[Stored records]
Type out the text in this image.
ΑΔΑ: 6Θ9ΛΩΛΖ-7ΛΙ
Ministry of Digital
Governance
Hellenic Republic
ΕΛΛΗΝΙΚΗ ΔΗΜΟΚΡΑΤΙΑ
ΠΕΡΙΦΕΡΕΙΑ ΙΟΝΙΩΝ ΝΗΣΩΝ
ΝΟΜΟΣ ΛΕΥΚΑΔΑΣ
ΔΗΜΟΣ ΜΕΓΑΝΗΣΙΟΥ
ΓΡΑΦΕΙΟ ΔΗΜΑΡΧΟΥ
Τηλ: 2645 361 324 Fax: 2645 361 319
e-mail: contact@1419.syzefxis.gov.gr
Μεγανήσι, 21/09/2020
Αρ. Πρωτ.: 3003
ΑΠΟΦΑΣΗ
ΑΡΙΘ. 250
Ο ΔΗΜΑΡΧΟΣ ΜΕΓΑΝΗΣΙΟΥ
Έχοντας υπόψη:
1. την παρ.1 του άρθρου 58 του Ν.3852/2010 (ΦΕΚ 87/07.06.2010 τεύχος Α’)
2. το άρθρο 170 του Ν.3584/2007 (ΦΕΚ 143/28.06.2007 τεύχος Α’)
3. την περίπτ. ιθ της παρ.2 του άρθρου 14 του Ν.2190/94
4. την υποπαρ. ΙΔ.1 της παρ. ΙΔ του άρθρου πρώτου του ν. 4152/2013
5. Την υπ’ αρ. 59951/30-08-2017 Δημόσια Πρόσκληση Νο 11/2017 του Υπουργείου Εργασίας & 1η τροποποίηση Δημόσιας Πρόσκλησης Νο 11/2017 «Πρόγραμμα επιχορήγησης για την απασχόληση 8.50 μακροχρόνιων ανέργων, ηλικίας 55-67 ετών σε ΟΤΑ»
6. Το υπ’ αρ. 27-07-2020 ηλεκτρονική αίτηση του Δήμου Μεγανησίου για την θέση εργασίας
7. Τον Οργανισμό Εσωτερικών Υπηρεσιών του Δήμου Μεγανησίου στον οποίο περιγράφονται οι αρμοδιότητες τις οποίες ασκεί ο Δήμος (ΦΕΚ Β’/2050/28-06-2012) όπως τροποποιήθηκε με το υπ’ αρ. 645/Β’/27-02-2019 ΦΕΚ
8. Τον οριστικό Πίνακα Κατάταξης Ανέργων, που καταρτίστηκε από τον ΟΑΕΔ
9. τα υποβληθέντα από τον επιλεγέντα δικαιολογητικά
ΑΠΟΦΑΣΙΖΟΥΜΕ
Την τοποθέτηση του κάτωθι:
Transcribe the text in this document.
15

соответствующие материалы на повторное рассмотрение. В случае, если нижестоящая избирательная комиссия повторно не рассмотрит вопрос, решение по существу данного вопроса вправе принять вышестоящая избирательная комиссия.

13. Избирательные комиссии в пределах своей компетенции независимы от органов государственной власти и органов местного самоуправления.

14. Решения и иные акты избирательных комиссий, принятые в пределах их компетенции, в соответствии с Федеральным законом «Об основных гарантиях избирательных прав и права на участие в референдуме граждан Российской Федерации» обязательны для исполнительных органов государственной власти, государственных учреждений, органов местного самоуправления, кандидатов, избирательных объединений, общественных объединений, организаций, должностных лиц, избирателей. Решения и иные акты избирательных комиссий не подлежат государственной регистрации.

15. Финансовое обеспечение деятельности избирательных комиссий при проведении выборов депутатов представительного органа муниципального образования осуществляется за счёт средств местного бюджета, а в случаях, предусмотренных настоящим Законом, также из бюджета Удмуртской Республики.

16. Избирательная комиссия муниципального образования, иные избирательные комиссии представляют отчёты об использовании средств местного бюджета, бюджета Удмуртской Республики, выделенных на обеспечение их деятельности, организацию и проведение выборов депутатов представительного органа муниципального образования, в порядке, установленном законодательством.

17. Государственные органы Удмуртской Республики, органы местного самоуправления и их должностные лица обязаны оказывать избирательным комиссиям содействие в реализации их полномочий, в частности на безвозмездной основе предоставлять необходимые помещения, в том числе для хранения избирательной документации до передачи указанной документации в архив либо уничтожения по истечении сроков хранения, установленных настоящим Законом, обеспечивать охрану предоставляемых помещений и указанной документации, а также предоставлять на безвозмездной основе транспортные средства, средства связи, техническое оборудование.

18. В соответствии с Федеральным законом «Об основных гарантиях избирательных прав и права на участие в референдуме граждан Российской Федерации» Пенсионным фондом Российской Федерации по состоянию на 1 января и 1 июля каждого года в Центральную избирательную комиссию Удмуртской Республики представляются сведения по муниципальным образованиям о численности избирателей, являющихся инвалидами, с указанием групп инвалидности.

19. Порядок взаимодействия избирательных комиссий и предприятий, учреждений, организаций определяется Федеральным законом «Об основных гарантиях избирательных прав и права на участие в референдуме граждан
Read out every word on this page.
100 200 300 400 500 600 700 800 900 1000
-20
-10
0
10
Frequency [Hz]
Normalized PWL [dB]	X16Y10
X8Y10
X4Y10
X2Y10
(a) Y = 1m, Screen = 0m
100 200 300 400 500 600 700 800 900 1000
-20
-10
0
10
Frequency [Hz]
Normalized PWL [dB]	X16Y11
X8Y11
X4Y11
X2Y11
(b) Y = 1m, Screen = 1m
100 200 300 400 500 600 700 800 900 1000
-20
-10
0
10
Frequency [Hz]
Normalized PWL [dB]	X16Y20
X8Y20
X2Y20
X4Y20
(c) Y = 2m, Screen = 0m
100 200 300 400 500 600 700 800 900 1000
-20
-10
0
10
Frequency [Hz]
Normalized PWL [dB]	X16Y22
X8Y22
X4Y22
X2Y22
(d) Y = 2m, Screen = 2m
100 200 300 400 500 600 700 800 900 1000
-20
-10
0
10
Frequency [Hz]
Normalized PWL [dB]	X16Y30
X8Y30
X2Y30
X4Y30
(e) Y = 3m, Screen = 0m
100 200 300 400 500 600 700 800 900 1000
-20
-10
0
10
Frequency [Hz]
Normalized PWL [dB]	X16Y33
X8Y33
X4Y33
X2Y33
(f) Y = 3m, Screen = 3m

--- Instruction ---
Extract all of the data exactly as written.

--- Result ---
Type out the text in this image.
ΑΔΑ: 6Θ9ΛΩΛΖ-7ΛΙ
Ministry of Digital
Governance
Hellenic Republic
ΕΛΛΗΝΙΚΗ ΔΗΜΟΚΡΑΤΙΑ
ΠΕΡΙΦΕΡΕΙΑ ΙΟΝΙΩΝ ΝΗΣΩΝ
ΝΟΜΟΣ ΛΕΥΚΑΔΑΣ
ΔΗΜΟΣ ΜΕΓΑΝΗΣΙΟΥ
ΓΡΑΦΕΙΟ ΔΗΜΑΡΧΟΥ
Τηλ: 2645 361 324 Fax: 2645 361 319
e-mail: contact@1419.syzefxis.gov.gr
Μεγανήσι, 21/09/2020
Αρ. Πρωτ.: 3003
ΑΠΟΦΑΣΗ
ΑΡΙΘ. 250
Ο ΔΗΜΑΡΧΟΣ ΜΕΓΑΝΗΣΙΟΥ
Έχοντας υπόψη:
1. την παρ.1 του άρθρου 58 του Ν.3852/2010 (ΦΕΚ 87/07.06.2010 τεύχος Α’)
2. το άρθρο 170 του Ν.3584/2007 (ΦΕΚ 143/28.06.2007 τεύχος Α’)
3. την περίπτ. ιθ της παρ.2 του άρθρου 14 του Ν.2190/94
4. την υποπαρ. ΙΔ.1 της παρ. ΙΔ του άρθρου πρώτου του ν. 4152/2013
5. Την υπ’ αρ. 59951/30-08-2017 Δημόσια Πρόσκληση Νο 11/2017 του Υπουργείου Εργασίας & 1η τροποποίηση Δημόσιας Πρόσκλησης Νο 11/2017 «Πρόγραμμα επιχορήγησης για την απασχόληση 8.50 μακροχρόνιων ανέργων, ηλικίας 55-67 ετών σε ΟΤΑ»
6. Το υπ’ αρ. 27-07-2020 ηλεκτρονική αίτηση του Δήμου Μεγανησίου για την θέση εργασίας
7. Τον Οργανισμό Εσωτερικών Υπηρεσιών του Δήμου Μεγανησίου στον οποίο περιγράφονται οι αρμοδιότητες τις οποίες ασκεί ο Δήμος (ΦΕΚ Β’/2050/28-06-2012) όπως τροποποιήθηκε με το υπ’ αρ. 645/Β’/27-02-2019 ΦΕΚ
8. Τον οριστικό Πίνακα Κατάταξης Ανέργων, που καταρτίστηκε από τον ΟΑΕΔ
9. τα υποβληθέντα από τον επιλεγέντα δικαιολογητικά
ΑΠΟΦΑΣΙΖΟΥΜΕ
Την τοποθέτηση του κάτωθι:
Transcribe the text in this document.
15

соответствующие материалы на повторное рассмотрение. В случае, если нижестоящая избирательная комиссия повторно не рассмотрит вопрос, решение по существу данного вопроса вправе принять вышестоящая избирательная комиссия.

13. Избирательные комиссии в пределах своей компетенции независимы от органов государственной власти и органов местного самоуправления.

14. Решения и иные акты избирательных комиссий, принятые в пределах их компетенции, в соответствии с Федеральным законом «Об основных гарантиях избирательных прав и права на участие в референдуме граждан Российской Федерации» обязательны для исполнительных органов государственной власти, государственных учреждений, органов местного самоуправления, кандидатов, избирательных объединений, общественных объединений, организаций, должностных лиц, избирателей. Решения и иные акты избирательных комиссий не подлежат государственной регистрации.

15. Финансовое обеспечение деятельности избирательных комиссий при проведении выборов депутатов представительного органа муниципального образования осуществляется за счёт средств местного бюджета, а в случаях, предусмотренных настоящим Законом, также из бюджета Удмуртской Республики.

16. Избирательная комиссия муниципального образования, иные избирательные комиссии представляют отчёты об использовании средств местного бюджета, бюджета Удмуртской Республики, выделенных на обеспечение их деятельности, организацию и проведение выборов депутатов представительного органа муниципального образования, в порядке, установленном законодательством.

17. Государственные органы Удмуртской Республики, органы местного самоуправления и их должностные лица обязаны оказывать избирательным комиссиям содействие в реализации их полномочий, в частности на безвозмездной основе предоставлять необходимые помещения, в том числе для хранения избирательной документации до передачи указанной документации в архив либо уничтожения по истечении сроков хранения, установленных настоящим Законом, обеспечивать охрану предоставляемых помещений и указанной документации, а также предоставлять на безвозмездной основе транспортные средства, средства связи, техническое оборудование.

18. В соответствии с Федеральным законом «Об основных гарантиях избирательных прав и права на участие в референдуме граждан Российской Федерации» Пенсионным фондом Российской Федерации по состоянию на 1 января и 1 июля каждого года в Центральную избирательную комиссию Удмуртской Республики представляются сведения по муниципальным образованиям о численности избирателей, являющихся инвалидами, с указанием групп инвалидности.

19. Порядок взаимодействия избирательных комиссий и предприятий, учреждений, организаций определяется Федеральным законом «Об основных гарантиях избирательных прав и права на участие в референдуме граждан
Read out every word on this page.
100 200 300 400 500 600 700 800 900 1000
-20
-10
0
10
Frequency [Hz]
Normalized PWL [dB]	X16Y10
X8Y10
X4Y10
X2Y10
(a) Y = 1m, Screen = 0m
100 200 300 400 500 600 700 800 900 1000
-20
-10
0
10
Frequency [Hz]
Normalized PWL [dB]	X16Y11
X8Y11
X4Y11
X2Y11
(b) Y = 1m, Screen = 1m
100 200 300 400 500 600 700 800 900 1000
-20
-10
0
10
Frequency [Hz]
Normalized PWL [dB]	X16Y20
X8Y20
X2Y20
X4Y20
(c) Y = 2m, Screen = 0m
100 200 300 400 500 600 700 800 900 1000
-20
-10
0
10
Frequency [Hz]
Normalized PWL [dB]	X16Y22
X8Y22
X4Y22
X2Y22
(d) Y = 2m, Screen = 2m
100 200 300 400 500 600 700 800 900 1000
-20
-10
0
10
Frequency [Hz]
Normalized PWL [dB]	X16Y30
X8Y30
X2Y30
X4Y30
(e) Y = 3m, Screen = 0m
100 200 300 400 500 600 700 800 900 1000
-20
-10
0
10
Frequency [Hz]
Normalized PWL [dB]	X16Y33
X8Y33
X4Y33
X2Y33
(f) Y = 3m, Screen = 3m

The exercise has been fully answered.